**Task statement:**
Locate each line in the records containing "Model". Copy it.

**Excerpted data:**
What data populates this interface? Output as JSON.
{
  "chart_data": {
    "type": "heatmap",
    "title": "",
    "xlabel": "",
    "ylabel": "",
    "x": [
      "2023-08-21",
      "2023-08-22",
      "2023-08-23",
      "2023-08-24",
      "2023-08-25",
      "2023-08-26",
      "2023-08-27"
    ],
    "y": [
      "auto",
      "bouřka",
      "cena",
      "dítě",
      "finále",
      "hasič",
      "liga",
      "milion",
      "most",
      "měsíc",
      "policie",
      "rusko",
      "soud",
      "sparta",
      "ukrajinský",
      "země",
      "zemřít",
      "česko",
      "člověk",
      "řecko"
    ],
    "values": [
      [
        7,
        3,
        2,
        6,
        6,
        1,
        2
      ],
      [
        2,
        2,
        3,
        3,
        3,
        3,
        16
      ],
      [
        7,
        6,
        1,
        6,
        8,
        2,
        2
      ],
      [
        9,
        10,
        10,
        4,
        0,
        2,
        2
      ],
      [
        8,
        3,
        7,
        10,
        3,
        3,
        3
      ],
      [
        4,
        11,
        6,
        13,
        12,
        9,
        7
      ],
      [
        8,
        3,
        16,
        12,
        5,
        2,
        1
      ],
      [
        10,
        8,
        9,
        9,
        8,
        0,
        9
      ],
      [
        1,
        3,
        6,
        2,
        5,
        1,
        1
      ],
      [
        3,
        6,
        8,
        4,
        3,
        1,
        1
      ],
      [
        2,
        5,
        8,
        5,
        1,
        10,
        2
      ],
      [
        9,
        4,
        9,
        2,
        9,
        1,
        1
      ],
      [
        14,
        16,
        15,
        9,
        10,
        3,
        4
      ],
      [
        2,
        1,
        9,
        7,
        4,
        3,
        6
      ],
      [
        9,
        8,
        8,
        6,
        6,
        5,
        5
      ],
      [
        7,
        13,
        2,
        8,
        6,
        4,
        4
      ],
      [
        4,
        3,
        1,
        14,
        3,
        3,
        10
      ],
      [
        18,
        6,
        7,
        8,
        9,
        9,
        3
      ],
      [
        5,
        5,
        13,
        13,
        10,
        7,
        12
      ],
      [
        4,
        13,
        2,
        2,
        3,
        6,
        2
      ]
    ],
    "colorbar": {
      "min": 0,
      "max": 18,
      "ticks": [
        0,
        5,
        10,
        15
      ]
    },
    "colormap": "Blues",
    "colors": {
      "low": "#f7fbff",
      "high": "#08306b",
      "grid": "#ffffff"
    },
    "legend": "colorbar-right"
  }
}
==
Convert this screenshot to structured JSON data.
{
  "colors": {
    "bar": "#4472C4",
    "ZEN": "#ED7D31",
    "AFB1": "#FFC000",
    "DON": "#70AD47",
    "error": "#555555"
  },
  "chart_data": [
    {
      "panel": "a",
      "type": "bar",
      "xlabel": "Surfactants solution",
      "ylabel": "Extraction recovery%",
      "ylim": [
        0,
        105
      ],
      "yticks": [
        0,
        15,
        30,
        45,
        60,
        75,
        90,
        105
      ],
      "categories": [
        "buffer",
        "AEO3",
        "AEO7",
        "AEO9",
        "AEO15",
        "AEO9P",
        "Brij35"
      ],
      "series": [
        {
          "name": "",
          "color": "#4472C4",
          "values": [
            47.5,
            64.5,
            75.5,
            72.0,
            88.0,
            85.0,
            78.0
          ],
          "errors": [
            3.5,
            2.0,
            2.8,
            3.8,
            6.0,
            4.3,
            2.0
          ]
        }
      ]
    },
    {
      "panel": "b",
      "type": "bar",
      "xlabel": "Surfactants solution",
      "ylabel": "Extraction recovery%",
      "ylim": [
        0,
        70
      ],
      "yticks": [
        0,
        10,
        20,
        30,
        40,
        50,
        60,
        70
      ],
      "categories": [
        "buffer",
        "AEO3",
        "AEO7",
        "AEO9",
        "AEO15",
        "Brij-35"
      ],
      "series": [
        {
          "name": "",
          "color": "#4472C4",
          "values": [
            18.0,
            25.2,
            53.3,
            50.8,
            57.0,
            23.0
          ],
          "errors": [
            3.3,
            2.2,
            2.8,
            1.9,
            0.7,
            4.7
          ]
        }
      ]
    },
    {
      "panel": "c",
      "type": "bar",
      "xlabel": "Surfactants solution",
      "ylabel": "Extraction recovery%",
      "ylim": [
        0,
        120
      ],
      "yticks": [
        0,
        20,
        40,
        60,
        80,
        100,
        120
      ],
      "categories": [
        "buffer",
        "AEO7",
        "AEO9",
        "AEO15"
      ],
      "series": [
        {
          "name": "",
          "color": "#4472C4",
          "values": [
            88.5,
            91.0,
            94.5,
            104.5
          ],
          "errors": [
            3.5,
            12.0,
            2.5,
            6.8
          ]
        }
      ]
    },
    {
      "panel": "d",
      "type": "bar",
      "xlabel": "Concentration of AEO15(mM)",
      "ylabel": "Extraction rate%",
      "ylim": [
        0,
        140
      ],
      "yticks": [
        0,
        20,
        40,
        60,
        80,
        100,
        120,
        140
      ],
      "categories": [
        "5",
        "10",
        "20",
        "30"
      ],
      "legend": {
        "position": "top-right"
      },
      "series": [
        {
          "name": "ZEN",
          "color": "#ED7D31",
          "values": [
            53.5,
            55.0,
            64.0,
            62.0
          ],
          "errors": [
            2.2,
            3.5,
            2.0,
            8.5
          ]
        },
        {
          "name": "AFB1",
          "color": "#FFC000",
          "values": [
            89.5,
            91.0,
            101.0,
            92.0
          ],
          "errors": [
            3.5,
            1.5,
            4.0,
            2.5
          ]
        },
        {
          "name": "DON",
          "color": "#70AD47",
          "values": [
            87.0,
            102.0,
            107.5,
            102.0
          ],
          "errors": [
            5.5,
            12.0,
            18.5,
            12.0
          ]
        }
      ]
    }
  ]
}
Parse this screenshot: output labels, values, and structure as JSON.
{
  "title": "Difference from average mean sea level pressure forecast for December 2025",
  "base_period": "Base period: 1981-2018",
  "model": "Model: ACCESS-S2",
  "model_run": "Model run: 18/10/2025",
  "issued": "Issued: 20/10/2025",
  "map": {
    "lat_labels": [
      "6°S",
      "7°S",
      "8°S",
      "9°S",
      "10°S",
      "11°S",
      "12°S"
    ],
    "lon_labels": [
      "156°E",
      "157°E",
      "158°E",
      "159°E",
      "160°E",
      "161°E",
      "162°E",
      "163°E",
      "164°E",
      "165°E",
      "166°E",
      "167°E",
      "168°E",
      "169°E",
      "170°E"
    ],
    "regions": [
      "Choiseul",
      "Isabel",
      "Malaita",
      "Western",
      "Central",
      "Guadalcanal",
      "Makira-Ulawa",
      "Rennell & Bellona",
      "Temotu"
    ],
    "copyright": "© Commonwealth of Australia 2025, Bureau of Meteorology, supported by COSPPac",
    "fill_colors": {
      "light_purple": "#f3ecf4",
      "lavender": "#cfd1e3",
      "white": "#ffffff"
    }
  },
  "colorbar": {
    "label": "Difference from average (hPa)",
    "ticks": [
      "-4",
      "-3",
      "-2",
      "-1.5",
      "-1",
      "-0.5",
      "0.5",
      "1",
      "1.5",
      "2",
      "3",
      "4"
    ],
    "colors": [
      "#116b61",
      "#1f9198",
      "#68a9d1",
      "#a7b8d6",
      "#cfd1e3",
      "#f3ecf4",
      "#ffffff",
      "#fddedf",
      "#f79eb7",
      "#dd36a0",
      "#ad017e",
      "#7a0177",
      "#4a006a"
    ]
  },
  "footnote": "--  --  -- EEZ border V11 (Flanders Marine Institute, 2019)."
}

**Result for this exercise:**
  "model": "Model: ACCESS-S2",
  "model_run": "Model run: 18/10/2025",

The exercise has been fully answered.